>>>

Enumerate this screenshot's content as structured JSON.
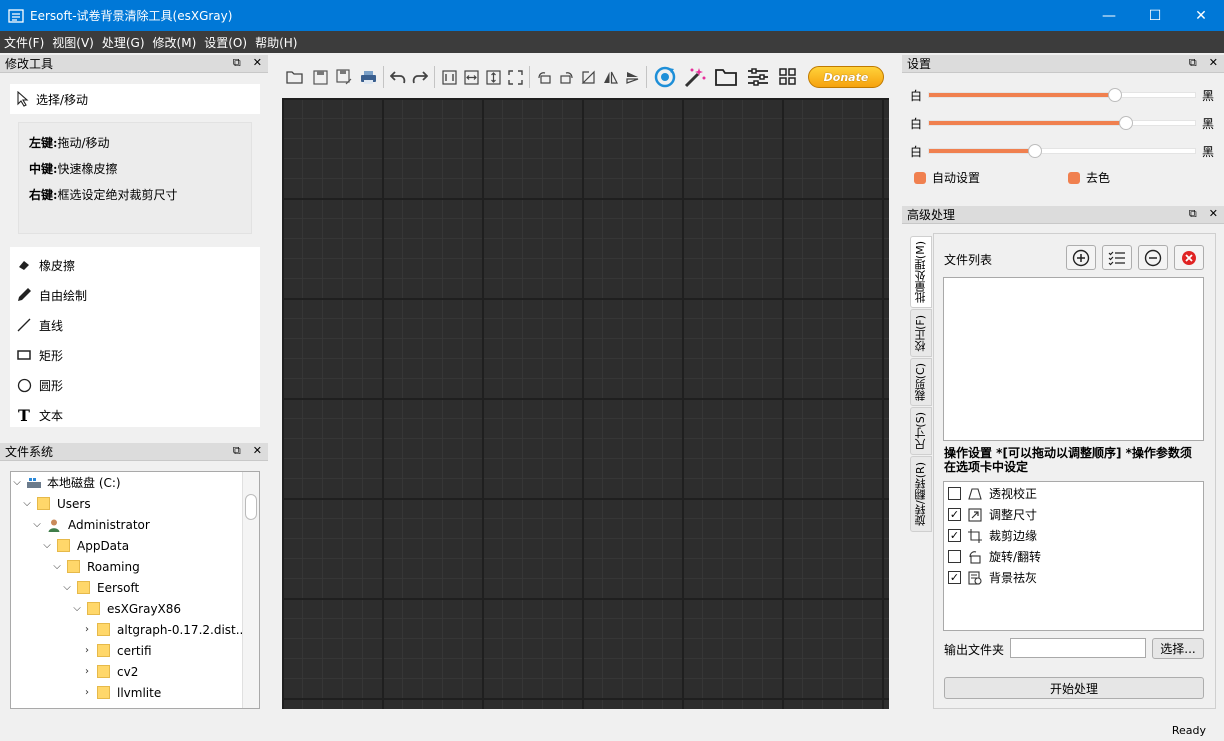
{
  "window": {
    "title": "Eersoft-试卷背景清除工具(esXGray)",
    "minimize": "—",
    "maximize": "☐",
    "close": "✕"
  },
  "menu": [
    "文件(F)",
    "视图(V)",
    "处理(G)",
    "修改(M)",
    "设置(O)",
    "帮助(H)"
  ],
  "modify_tools": {
    "header": "修改工具",
    "select_label": "选择/移动",
    "hints": [
      {
        "key": "左键:",
        "text": "拖动/移动"
      },
      {
        "key": "中键:",
        "text": "快速橡皮擦"
      },
      {
        "key": "右键:",
        "text": "框选设定绝对裁剪尺寸"
      }
    ],
    "tools": [
      "橡皮擦",
      "自由绘制",
      "直线",
      "矩形",
      "圆形",
      "文本"
    ]
  },
  "filesystem": {
    "header": "文件系统",
    "items": [
      {
        "label": "本地磁盘 (C:)",
        "arrow": "down"
      },
      {
        "label": "Users",
        "arrow": "down"
      },
      {
        "label": "Administrator",
        "arrow": "down"
      },
      {
        "label": "AppData",
        "arrow": "down"
      },
      {
        "label": "Roaming",
        "arrow": "down"
      },
      {
        "label": "Eersoft",
        "arrow": "down"
      },
      {
        "label": "esXGrayX86",
        "arrow": "down"
      },
      {
        "label": "altgraph-0.17.2.dist...",
        "arrow": "right"
      },
      {
        "label": "certifi",
        "arrow": "right"
      },
      {
        "label": "cv2",
        "arrow": "right"
      },
      {
        "label": "llvmlite",
        "arrow": "right"
      }
    ]
  },
  "toolbar": {
    "donate_label": "Donate"
  },
  "settings": {
    "header": "设置",
    "sliders": [
      {
        "left": "白",
        "right": "黑",
        "value": 0.7
      },
      {
        "left": "白",
        "right": "黑",
        "value": 0.74
      },
      {
        "left": "白",
        "right": "黑",
        "value": 0.4
      }
    ],
    "auto_label": "自动设置",
    "decolor_label": "去色",
    "accent": "#f0804f"
  },
  "advanced": {
    "header": "高级处理",
    "tabs": [
      "批量处理(M)",
      "校正(F)",
      "裁剪(C)",
      "尺寸(S)",
      "旋转/翻转(R)"
    ],
    "file_list_label": "文件列表",
    "op_settings_text": "操作设置 *[可以拖动以调整顺序] *操作参数须在选项卡中设定",
    "operations": [
      {
        "label": "透视校正",
        "checked": false
      },
      {
        "label": "调整尺寸",
        "checked": true
      },
      {
        "label": "裁剪边缘",
        "checked": true
      },
      {
        "label": "旋转/翻转",
        "checked": false
      },
      {
        "label": "背景祛灰",
        "checked": true
      }
    ],
    "output_label": "输出文件夹",
    "output_value": "",
    "browse_label": "选择...",
    "start_label": "开始处理"
  },
  "status": "Ready"
}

<<<

Work required:
Copy the data character for character, but drop all pictures from the copy.

Written answer:
Enumerate this screenshot's content as structured JSON.
{
  "window": {
    "title": "Eersoft-试卷背景清除工具(esXGray)",
    "minimize": "—",
    "maximize": "☐",
    "close": "✕"
  },
  "menu": [
    "文件(F)",
    "视图(V)",
    "处理(G)",
    "修改(M)",
    "设置(O)",
    "帮助(H)"
  ],
  "modify_tools": {
    "header": "修改工具",
    "select_label": "选择/移动",
    "hints": [
      {
        "key": "左键:",
        "text": "拖动/移动"
      },
      {
        "key": "中键:",
        "text": "快速橡皮擦"
      },
      {
        "key": "右键:",
        "text": "框选设定绝对裁剪尺寸"
      }
    ],
    "tools": [
      "橡皮擦",
      "自由绘制",
      "直线",
      "矩形",
      "圆形",
      "文本"
    ]
  },
  "filesystem": {
    "header": "文件系统",
    "items": [
      {
        "label": "本地磁盘 (C:)",
        "arrow": "down"
      },
      {
        "label": "Users",
        "arrow": "down"
      },
      {
        "label": "Administrator",
        "arrow": "down"
      },
      {
        "label": "AppData",
        "arrow": "down"
      },
      {
        "label": "Roaming",
        "arrow": "down"
      },
      {
        "label": "Eersoft",
        "arrow": "down"
      },
      {
        "label": "esXGrayX86",
        "arrow": "down"
      },
      {
        "label": "altgraph-0.17.2.dist...",
        "arrow": "right"
      },
      {
        "label": "certifi",
        "arrow": "right"
      },
      {
        "label": "cv2",
        "arrow": "right"
      },
      {
        "label": "llvmlite",
        "arrow": "right"
      }
    ]
  },
  "toolbar": {
    "donate_label": "Donate"
  },
  "settings": {
    "header": "设置",
    "sliders": [
      {
        "left": "白",
        "right": "黑",
        "value": 0.7
      },
      {
        "left": "白",
        "right": "黑",
        "value": 0.74
      },
      {
        "left": "白",
        "right": "黑",
        "value": 0.4
      }
    ],
    "auto_label": "自动设置",
    "decolor_label": "去色",
    "accent": "#f0804f"
  },
  "advanced": {
    "header": "高级处理",
    "tabs": [
      "批量处理(M)",
      "校正(F)",
      "裁剪(C)",
      "尺寸(S)",
      "旋转/翻转(R)"
    ],
    "file_list_label": "文件列表",
    "op_settings_text": "操作设置 *[可以拖动以调整顺序] *操作参数须在选项卡中设定",
    "operations": [
      {
        "label": "透视校正",
        "checked": false
      },
      {
        "label": "调整尺寸",
        "checked": true
      },
      {
        "label": "裁剪边缘",
        "checked": true
      },
      {
        "label": "旋转/翻转",
        "checked": false
      },
      {
        "label": "背景祛灰",
        "checked": true
      }
    ],
    "output_label": "输出文件夹",
    "output_value": "",
    "browse_label": "选择...",
    "start_label": "开始处理"
  },
  "status": "Ready"
}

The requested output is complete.